* **Rows**:
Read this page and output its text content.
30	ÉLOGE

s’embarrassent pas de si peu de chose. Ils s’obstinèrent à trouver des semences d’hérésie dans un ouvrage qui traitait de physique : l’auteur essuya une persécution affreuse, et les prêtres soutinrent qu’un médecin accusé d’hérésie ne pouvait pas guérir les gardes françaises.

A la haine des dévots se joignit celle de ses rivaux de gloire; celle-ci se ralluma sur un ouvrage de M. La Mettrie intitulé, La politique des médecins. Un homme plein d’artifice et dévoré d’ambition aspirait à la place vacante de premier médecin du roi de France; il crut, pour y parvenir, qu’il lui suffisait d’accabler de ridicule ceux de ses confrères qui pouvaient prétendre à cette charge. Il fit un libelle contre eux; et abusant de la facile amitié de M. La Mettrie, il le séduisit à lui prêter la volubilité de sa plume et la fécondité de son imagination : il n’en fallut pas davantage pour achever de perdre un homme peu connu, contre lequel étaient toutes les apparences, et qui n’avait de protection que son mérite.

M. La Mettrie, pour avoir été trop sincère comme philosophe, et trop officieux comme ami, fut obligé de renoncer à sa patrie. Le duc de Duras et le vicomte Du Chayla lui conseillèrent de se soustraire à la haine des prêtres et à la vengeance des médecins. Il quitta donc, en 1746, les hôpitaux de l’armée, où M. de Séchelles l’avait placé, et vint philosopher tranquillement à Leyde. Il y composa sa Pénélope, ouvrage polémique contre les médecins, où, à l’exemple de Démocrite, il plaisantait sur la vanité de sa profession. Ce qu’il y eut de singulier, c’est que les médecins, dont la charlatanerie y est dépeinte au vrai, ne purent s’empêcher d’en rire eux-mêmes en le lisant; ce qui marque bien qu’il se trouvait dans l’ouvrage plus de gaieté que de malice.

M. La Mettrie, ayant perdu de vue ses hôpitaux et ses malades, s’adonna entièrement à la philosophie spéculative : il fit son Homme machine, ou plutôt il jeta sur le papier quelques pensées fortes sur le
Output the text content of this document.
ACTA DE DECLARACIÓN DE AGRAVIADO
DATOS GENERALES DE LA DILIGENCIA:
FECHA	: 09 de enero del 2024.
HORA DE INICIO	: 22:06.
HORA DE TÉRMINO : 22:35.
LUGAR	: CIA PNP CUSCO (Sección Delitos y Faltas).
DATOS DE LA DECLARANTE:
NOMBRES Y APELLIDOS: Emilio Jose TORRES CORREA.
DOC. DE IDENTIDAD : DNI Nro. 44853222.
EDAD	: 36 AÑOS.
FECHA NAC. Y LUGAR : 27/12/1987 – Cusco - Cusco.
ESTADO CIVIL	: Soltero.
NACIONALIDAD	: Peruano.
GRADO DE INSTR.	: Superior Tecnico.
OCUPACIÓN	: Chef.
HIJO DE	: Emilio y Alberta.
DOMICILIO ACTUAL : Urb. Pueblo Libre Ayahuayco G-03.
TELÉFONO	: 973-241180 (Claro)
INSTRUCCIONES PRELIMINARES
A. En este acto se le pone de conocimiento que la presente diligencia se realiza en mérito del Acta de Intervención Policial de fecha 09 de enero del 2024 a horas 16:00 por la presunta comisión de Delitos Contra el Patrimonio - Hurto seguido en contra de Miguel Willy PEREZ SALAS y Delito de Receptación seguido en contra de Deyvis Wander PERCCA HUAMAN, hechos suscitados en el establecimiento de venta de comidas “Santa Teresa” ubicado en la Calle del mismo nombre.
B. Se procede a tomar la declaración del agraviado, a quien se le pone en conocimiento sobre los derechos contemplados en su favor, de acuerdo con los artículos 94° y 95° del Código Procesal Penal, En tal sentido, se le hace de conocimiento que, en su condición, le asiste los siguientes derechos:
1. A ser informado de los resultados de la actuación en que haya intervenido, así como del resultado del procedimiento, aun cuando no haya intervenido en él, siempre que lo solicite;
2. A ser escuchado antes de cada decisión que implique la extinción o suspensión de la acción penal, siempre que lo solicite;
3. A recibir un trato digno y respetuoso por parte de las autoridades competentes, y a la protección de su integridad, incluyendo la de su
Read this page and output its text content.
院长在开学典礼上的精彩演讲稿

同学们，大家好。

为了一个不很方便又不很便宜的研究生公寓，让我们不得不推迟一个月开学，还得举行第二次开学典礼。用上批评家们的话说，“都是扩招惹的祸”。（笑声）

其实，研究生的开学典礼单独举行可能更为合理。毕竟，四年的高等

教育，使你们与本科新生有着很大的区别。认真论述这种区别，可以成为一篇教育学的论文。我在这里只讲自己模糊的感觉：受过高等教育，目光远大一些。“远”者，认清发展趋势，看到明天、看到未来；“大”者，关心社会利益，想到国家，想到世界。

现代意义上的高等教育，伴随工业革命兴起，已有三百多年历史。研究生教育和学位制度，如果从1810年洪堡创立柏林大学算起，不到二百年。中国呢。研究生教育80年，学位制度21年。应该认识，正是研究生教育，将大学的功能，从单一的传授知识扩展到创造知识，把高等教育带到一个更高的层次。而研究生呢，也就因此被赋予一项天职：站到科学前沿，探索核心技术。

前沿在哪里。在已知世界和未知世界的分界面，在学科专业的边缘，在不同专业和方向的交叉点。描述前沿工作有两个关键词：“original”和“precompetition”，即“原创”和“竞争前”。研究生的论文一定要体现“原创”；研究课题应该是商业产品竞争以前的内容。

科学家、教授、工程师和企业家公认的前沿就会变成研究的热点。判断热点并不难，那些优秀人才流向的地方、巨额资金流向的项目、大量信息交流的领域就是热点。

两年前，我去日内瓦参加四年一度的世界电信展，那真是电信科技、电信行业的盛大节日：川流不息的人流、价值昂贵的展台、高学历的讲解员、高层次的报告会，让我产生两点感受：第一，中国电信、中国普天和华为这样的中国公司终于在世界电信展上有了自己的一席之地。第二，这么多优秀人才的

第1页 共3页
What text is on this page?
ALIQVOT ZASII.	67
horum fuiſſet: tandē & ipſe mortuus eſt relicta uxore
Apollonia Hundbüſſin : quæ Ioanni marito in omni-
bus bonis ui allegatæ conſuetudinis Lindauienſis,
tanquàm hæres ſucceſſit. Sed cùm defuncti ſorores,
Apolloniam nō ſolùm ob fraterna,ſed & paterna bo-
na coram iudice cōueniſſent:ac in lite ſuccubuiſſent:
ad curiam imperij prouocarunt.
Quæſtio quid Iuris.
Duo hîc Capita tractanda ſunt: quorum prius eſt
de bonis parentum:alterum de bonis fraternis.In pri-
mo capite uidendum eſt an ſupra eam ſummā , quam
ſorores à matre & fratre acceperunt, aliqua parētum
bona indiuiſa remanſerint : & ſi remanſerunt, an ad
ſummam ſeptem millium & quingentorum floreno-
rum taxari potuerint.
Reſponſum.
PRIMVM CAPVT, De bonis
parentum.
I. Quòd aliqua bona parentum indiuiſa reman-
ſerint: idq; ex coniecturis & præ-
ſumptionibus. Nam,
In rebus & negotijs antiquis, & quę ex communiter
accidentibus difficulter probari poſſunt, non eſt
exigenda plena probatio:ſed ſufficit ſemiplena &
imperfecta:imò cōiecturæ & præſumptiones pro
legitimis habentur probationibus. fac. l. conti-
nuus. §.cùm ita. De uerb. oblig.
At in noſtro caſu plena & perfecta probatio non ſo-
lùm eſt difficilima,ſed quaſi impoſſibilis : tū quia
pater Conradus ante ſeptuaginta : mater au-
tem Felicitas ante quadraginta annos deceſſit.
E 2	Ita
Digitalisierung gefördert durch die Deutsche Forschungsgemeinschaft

* **Goal**: Take the entries above and transcribe them exactly.

* **Expected answer**:
Read this page and output its text content.
30	ÉLOGE

s’embarrassent pas de si peu de chose. Ils s’obstinèrent à trouver des semences d’hérésie dans un ouvrage qui traitait de physique : l’auteur essuya une persécution affreuse, et les prêtres soutinrent qu’un médecin accusé d’hérésie ne pouvait pas guérir les gardes françaises.

A la haine des dévots se joignit celle de ses rivaux de gloire; celle-ci se ralluma sur un ouvrage de M. La Mettrie intitulé, La politique des médecins. Un homme plein d’artifice et dévoré d’ambition aspirait à la place vacante de premier médecin du roi de France; il crut, pour y parvenir, qu’il lui suffisait d’accabler de ridicule ceux de ses confrères qui pouvaient prétendre à cette charge. Il fit un libelle contre eux; et abusant de la facile amitié de M. La Mettrie, il le séduisit à lui prêter la volubilité de sa plume et la fécondité de son imagination : il n’en fallut pas davantage pour achever de perdre un homme peu connu, contre lequel étaient toutes les apparences, et qui n’avait de protection que son mérite.

M. La Mettrie, pour avoir été trop sincère comme philosophe, et trop officieux comme ami, fut obligé de renoncer à sa patrie. Le duc de Duras et le vicomte Du Chayla lui conseillèrent de se soustraire à la haine des prêtres et à la vengeance des médecins. Il quitta donc, en 1746, les hôpitaux de l’armée, où M. de Séchelles l’avait placé, et vint philosopher tranquillement à Leyde. Il y composa sa Pénélope, ouvrage polémique contre les médecins, où, à l’exemple de Démocrite, il plaisantait sur la vanité de sa profession. Ce qu’il y eut de singulier, c’est que les médecins, dont la charlatanerie y est dépeinte au vrai, ne purent s’empêcher d’en rire eux-mêmes en le lisant; ce qui marque bien qu’il se trouvait dans l’ouvrage plus de gaieté que de malice.

M. La Mettrie, ayant perdu de vue ses hôpitaux et ses malades, s’adonna entièrement à la philosophie spéculative : il fit son Homme machine, ou plutôt il jeta sur le papier quelques pensées fortes sur le
Output the text content of this document.
ACTA DE DECLARACIÓN DE AGRAVIADO
DATOS GENERALES DE LA DILIGENCIA:
FECHA	: 09 de enero del 2024.
HORA DE INICIO	: 22:06.
HORA DE TÉRMINO : 22:35.
LUGAR	: CIA PNP CUSCO (Sección Delitos y Faltas).
DATOS DE LA DECLARANTE:
NOMBRES Y APELLIDOS: Emilio Jose TORRES CORREA.
DOC. DE IDENTIDAD : DNI Nro. 44853222.
EDAD	: 36 AÑOS.
FECHA NAC. Y LUGAR : 27/12/1987 – Cusco - Cusco.
ESTADO CIVIL	: Soltero.
NACIONALIDAD	: Peruano.
GRADO DE INSTR.	: Superior Tecnico.
OCUPACIÓN	: Chef.
HIJO DE	: Emilio y Alberta.
DOMICILIO ACTUAL : Urb. Pueblo Libre Ayahuayco G-03.
TELÉFONO	: 973-241180 (Claro)
INSTRUCCIONES PRELIMINARES
A. En este acto se le pone de conocimiento que la presente diligencia se realiza en mérito del Acta de Intervención Policial de fecha 09 de enero del 2024 a horas 16:00 por la presunta comisión de Delitos Contra el Patrimonio - Hurto seguido en contra de Miguel Willy PEREZ SALAS y Delito de Receptación seguido en contra de Deyvis Wander PERCCA HUAMAN, hechos suscitados en el establecimiento de venta de comidas “Santa Teresa” ubicado en la Calle del mismo nombre.
B. Se procede a tomar la declaración del agraviado, a quien se le pone en conocimiento sobre los derechos contemplados en su favor, de acuerdo con los artículos 94° y 95° del Código Procesal Penal, En tal sentido, se le hace de conocimiento que, en su condición, le asiste los siguientes derechos:
1. A ser informado de los resultados de la actuación en que haya intervenido, así como del resultado del procedimiento, aun cuando no haya intervenido en él, siempre que lo solicite;
2. A ser escuchado antes de cada decisión que implique la extinción o suspensión de la acción penal, siempre que lo solicite;
3. A recibir un trato digno y respetuoso por parte de las autoridades competentes, y a la protección de su integridad, incluyendo la de su
Read this page and output its text content.
院长在开学典礼上的精彩演讲稿

同学们，大家好。

为了一个不很方便又不很便宜的研究生公寓，让我们不得不推迟一个月开学，还得举行第二次开学典礼。用上批评家们的话说，“都是扩招惹的祸”。（笑声）

其实，研究生的开学典礼单独举行可能更为合理。毕竟，四年的高等

教育，使你们与本科新生有着很大的区别。认真论述这种区别，可以成为一篇教育学的论文。我在这里只讲自己模糊的感觉：受过高等教育，目光远大一些。“远”者，认清发展趋势，看到明天、看到未来；“大”者，关心社会利益，想到国家，想到世界。

现代意义上的高等教育，伴随工业革命兴起，已有三百多年历史。研究生教育和学位制度，如果从1810年洪堡创立柏林大学算起，不到二百年。中国呢。研究生教育80年，学位制度21年。应该认识，正是研究生教育，将大学的功能，从单一的传授知识扩展到创造知识，把高等教育带到一个更高的层次。而研究生呢，也就因此被赋予一项天职：站到科学前沿，探索核心技术。

前沿在哪里。在已知世界和未知世界的分界面，在学科专业的边缘，在不同专业和方向的交叉点。描述前沿工作有两个关键词：“original”和“precompetition”，即“原创”和“竞争前”。研究生的论文一定要体现“原创”；研究课题应该是商业产品竞争以前的内容。

科学家、教授、工程师和企业家公认的前沿就会变成研究的热点。判断热点并不难，那些优秀人才流向的地方、巨额资金流向的项目、大量信息交流的领域就是热点。

两年前，我去日内瓦参加四年一度的世界电信展，那真是电信科技、电信行业的盛大节日：川流不息的人流、价值昂贵的展台、高学历的讲解员、高层次的报告会，让我产生两点感受：第一，中国电信、中国普天和华为这样的中国公司终于在世界电信展上有了自己的一席之地。第二，这么多优秀人才的

第1页 共3页
What text is on this page?
ALIQVOT ZASII.	67
horum fuiſſet: tandē & ipſe mortuus eſt relicta uxore
Apollonia Hundbüſſin : quæ Ioanni marito in omni-
bus bonis ui allegatæ conſuetudinis Lindauienſis,
tanquàm hæres ſucceſſit. Sed cùm defuncti ſorores,
Apolloniam nō ſolùm ob fraterna,ſed & paterna bo-
na coram iudice cōueniſſent:ac in lite ſuccubuiſſent:
ad curiam imperij prouocarunt.
Quæſtio quid Iuris.
Duo hîc Capita tractanda ſunt: quorum prius eſt
de bonis parentum:alterum de bonis fraternis.In pri-
mo capite uidendum eſt an ſupra eam ſummā , quam
ſorores à matre & fratre acceperunt, aliqua parētum
bona indiuiſa remanſerint : & ſi remanſerunt, an ad
ſummam ſeptem millium & quingentorum floreno-
rum taxari potuerint.
Reſponſum.
PRIMVM CAPVT, De bonis
parentum.
I. Quòd aliqua bona parentum indiuiſa reman-
ſerint: idq; ex coniecturis & præ-
ſumptionibus. Nam,
In rebus & negotijs antiquis, & quę ex communiter
accidentibus difficulter probari poſſunt, non eſt
exigenda plena probatio:ſed ſufficit ſemiplena &
imperfecta:imò cōiecturæ & præſumptiones pro
legitimis habentur probationibus. fac. l. conti-
nuus. §.cùm ita. De uerb. oblig.
At in noſtro caſu plena & perfecta probatio non ſo-
lùm eſt difficilima,ſed quaſi impoſſibilis : tū quia
pater Conradus ante ſeptuaginta : mater au-
tem Felicitas ante quadraginta annos deceſſit.
E 2	Ita
Digitalisierung gefördert durch die Deutsche Forschungsgemeinschaft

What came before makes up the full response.